Description of the task: Reproduce word for word the part of the forum discussion about mechanical work that starts with "That *sounds* good, but" and goes on through "energy to accomplish.".

On 05 Oct 2003 14:36:23 GMT, a (Dave Baker) wrote:
From: Gary Coffman
On 05 Oct 2003 02:31:09 GMT, a (Dave Baker) wrote:
From: Gary Coffman
Hmmmm. Force is a vector. In the definition of mechanical work given in
Machinery's Handbook, the distance used to calculate work is the total
displacement *in the direction the force is applied*. I think that makes it
a vector too. If I recall my elementary physics correctly, it doesn't matter
what path is taken to the final position when calculating energy states
(and work is alternatively defined as the difference between the beginning
and ending energy states of a closed system). That's consonant with the
summation of an arbitrary number of vectors, so the distance should
indeed be considered a vector quantity.
snip
The laws of conservation of energy determine that work is always a scalar
quantity. If we simultaneously apply two forces of magnitude 10 units each to
an object we clearly need to know the directions to obtain the resultant net
force. This can be as high as 20 units if the forces are in the same
direction,
as low as zero if they oppose or anything in between. However, If we do 10
units of work to the object by moving it in a particular direction and then
another 10 moving it back again the net work is always 20 units and never
zero. The equation has to be balanced by the total expenditure of energy
consumed in doing the work.

That *sounds* good, but I'm not sure it holds up to analysis. For example,
if I raise a 1 kilogram mass 1 meter, I do work, requiring energy to accomplish.

Material:
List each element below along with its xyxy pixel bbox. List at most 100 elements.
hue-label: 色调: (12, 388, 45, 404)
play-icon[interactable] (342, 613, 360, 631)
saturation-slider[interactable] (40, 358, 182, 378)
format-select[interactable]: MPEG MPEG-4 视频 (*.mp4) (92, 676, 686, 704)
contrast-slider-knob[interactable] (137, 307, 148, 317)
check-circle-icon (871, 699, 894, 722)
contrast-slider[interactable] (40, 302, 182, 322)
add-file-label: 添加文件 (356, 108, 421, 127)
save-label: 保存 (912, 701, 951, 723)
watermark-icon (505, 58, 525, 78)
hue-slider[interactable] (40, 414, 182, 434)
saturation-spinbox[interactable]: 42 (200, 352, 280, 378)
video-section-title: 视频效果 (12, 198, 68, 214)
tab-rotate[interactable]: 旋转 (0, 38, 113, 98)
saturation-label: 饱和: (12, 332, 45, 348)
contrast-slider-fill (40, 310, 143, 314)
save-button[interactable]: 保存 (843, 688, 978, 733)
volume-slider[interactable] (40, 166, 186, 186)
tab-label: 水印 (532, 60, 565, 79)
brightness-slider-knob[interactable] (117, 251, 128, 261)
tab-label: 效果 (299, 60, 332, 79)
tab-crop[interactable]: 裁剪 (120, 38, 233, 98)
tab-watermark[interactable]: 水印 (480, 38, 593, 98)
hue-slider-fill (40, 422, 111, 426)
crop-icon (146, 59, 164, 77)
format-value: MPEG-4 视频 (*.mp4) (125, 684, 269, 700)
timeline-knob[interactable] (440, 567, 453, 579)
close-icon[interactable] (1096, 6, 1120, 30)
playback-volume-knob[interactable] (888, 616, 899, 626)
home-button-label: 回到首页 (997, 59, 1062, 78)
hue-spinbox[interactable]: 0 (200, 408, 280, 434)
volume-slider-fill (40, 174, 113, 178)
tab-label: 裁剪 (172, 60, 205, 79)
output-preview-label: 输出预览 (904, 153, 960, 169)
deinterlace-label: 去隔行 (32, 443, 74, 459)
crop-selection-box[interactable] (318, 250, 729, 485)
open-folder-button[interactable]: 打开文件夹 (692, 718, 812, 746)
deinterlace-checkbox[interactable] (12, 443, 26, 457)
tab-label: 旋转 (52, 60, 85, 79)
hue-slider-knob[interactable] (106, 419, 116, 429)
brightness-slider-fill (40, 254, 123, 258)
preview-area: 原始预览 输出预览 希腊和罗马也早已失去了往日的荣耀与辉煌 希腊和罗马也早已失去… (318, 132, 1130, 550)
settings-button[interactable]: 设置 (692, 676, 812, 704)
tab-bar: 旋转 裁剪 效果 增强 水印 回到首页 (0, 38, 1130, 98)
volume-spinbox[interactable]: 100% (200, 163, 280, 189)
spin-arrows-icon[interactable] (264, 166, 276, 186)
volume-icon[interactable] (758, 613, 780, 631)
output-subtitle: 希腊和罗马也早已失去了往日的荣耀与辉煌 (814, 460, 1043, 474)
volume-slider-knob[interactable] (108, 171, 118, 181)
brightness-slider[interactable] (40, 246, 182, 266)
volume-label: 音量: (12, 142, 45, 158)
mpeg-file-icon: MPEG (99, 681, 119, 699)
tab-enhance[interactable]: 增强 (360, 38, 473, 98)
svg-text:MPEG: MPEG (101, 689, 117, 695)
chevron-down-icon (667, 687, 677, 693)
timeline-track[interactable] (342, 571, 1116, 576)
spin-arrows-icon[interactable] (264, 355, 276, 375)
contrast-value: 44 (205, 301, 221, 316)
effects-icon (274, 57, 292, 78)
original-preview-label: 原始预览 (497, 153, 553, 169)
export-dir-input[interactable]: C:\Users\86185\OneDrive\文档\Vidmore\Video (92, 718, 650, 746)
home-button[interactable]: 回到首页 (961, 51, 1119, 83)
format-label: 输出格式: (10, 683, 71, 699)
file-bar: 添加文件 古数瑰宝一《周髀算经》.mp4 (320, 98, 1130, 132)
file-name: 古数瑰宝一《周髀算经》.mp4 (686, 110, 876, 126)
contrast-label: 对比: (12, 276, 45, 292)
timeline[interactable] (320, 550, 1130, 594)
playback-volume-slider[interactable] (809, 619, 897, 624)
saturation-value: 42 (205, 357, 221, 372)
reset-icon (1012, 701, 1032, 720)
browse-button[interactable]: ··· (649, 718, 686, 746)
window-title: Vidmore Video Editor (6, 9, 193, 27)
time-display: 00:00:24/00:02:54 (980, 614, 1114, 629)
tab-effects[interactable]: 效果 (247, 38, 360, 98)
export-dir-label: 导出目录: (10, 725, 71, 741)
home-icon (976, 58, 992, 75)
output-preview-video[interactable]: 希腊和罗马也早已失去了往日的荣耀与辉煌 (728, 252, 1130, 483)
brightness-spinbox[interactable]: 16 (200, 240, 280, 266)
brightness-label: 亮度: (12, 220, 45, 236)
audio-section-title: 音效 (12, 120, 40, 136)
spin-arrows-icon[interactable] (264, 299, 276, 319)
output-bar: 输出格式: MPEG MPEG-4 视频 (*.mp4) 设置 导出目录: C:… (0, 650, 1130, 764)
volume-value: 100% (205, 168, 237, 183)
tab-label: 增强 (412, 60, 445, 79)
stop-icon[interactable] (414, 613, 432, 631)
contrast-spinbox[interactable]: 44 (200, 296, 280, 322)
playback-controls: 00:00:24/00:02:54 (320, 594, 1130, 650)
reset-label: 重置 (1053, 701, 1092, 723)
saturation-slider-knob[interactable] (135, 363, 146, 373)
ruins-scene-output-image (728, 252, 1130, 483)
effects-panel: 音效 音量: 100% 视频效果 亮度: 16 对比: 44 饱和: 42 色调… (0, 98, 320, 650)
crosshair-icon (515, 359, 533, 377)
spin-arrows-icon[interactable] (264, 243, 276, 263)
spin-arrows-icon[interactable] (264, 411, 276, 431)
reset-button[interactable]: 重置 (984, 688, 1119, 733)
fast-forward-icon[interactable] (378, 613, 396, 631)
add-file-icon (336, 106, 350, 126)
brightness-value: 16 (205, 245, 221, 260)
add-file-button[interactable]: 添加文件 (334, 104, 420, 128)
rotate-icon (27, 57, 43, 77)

Full response:
That *sounds* good, but I'm not sure it holds up to analysis. For example,
if I raise a 1 kilogram mass 1 meter, I do work, requiring energy to accomplish.